INFORMATION GIVEN —
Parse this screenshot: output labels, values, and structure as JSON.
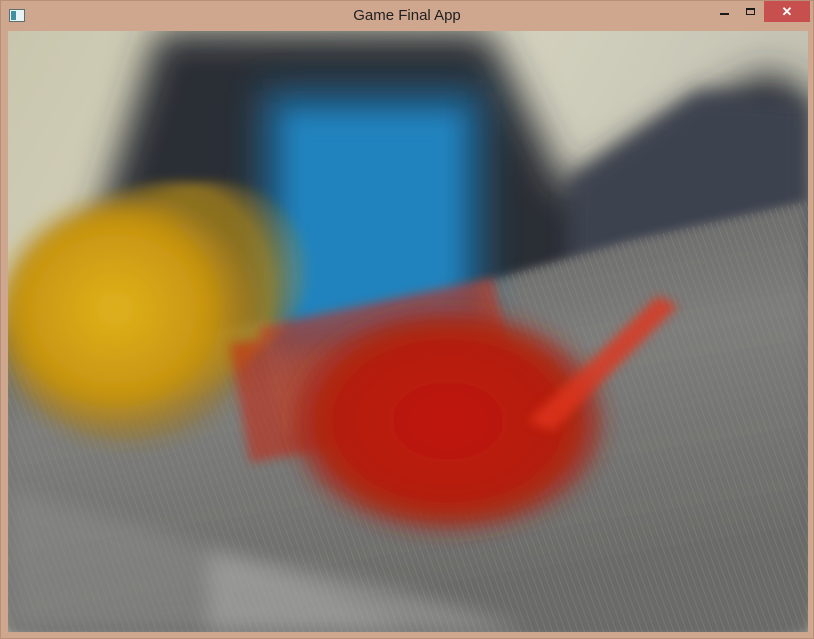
{
  "window": {
    "title": "Game Final App",
    "close_glyph": "✕"
  },
  "icons": {
    "app": "app-window-icon",
    "minimize": "minimize-icon",
    "maximize": "maximize-icon",
    "close": "close-icon"
  },
  "colors": {
    "titlebar": "#cfa78f",
    "close_button": "#c7504f",
    "yellow_ball": "#d09a12",
    "blue_block": "#1f7fb8",
    "red_block": "#c81a08",
    "floor": "#6c6c6a"
  }
}
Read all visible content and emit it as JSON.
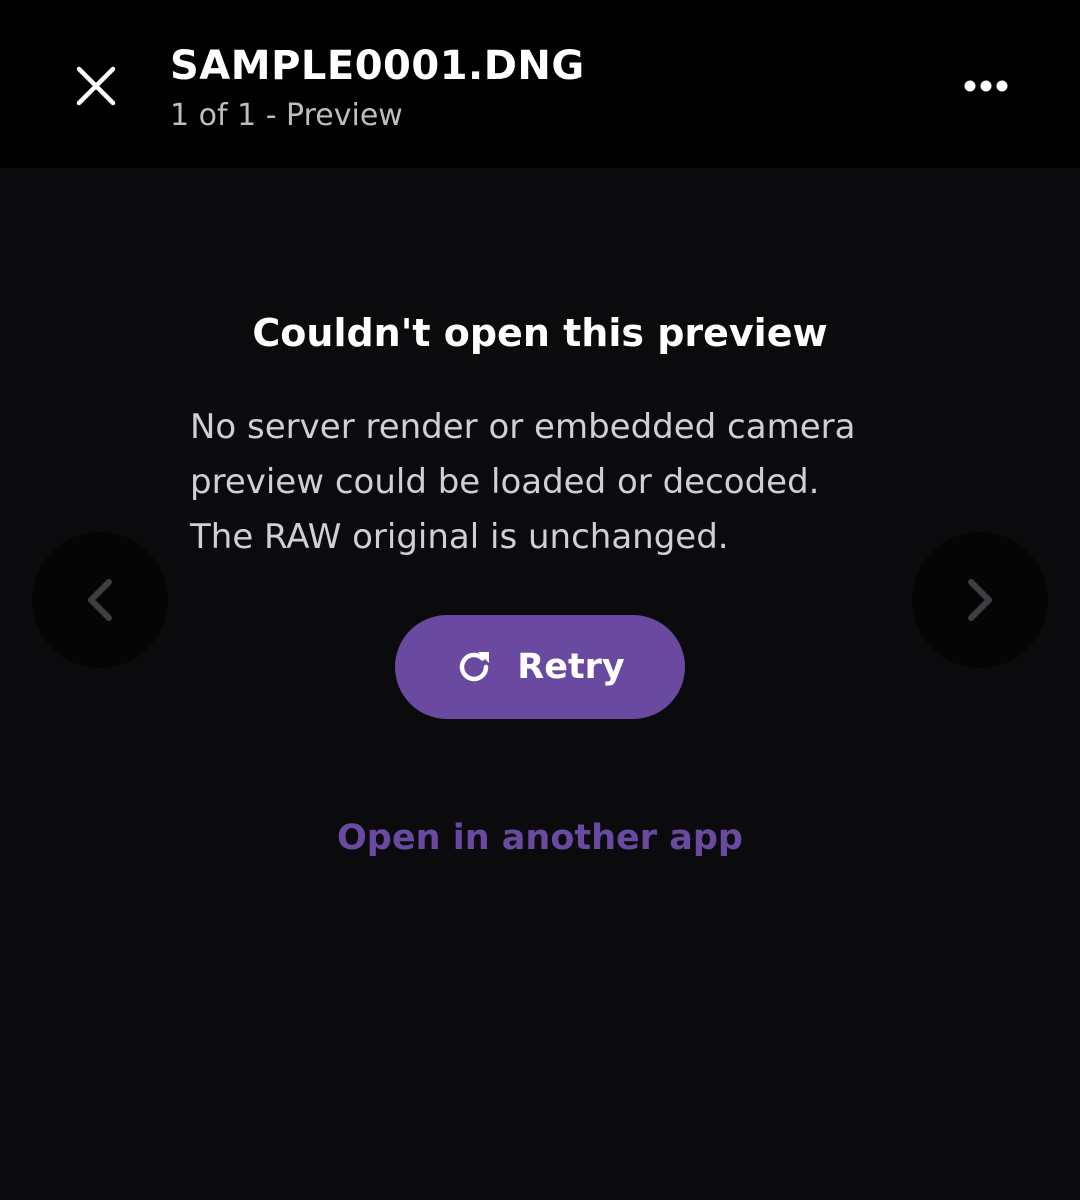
{
  "header": {
    "file_name": "SAMPLE0001.DNG",
    "subtitle": "1 of 1 - Preview",
    "close_icon": "close-icon",
    "more_icon": "more-horizontal-icon"
  },
  "error": {
    "title": "Couldn't open this preview",
    "message_lines": [
      "No server render or embedded camera",
      "preview could be loaded or decoded.",
      "The RAW original is unchanged."
    ]
  },
  "actions": {
    "retry_label": "Retry",
    "retry_icon": "refresh-icon",
    "open_other_label": "Open in another app"
  },
  "navigation": {
    "prev_icon": "chevron-left-icon",
    "next_icon": "chevron-right-icon"
  },
  "colors": {
    "accent": "#6a4aa0",
    "background": "#0b0b0e",
    "topbar": "#000000"
  }
}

TASK PROMPT —
Copy each line above precisely, dropping the pictures.

TASK RESPONSE —
Parse this screenshot: output labels, values, and structure as JSON.
{
  "window": {
    "title": "Game Final App",
    "close_glyph": "✕"
  },
  "icons": {
    "app": "app-window-icon",
    "minimize": "minimize-icon",
    "maximize": "maximize-icon",
    "close": "close-icon"
  },
  "colors": {
    "titlebar": "#cfa78f",
    "close_button": "#c7504f",
    "yellow_ball": "#d09a12",
    "blue_block": "#1f7fb8",
    "red_block": "#c81a08",
    "floor": "#6c6c6a"
  }
}
Read all visible content and emit it as JSON.
{
  "header": {
    "file_name": "SAMPLE0001.DNG",
    "subtitle": "1 of 1 - Preview",
    "close_icon": "close-icon",
    "more_icon": "more-horizontal-icon"
  },
  "error": {
    "title": "Couldn't open this preview",
    "message_lines": [
      "No server render or embedded camera",
      "preview could be loaded or decoded.",
      "The RAW original is unchanged."
    ]
  },
  "actions": {
    "retry_label": "Retry",
    "retry_icon": "refresh-icon",
    "open_other_label": "Open in another app"
  },
  "navigation": {
    "prev_icon": "chevron-left-icon",
    "next_icon": "chevron-right-icon"
  },
  "colors": {
    "accent": "#6a4aa0",
    "background": "#0b0b0e",
    "topbar": "#000000"
  }
}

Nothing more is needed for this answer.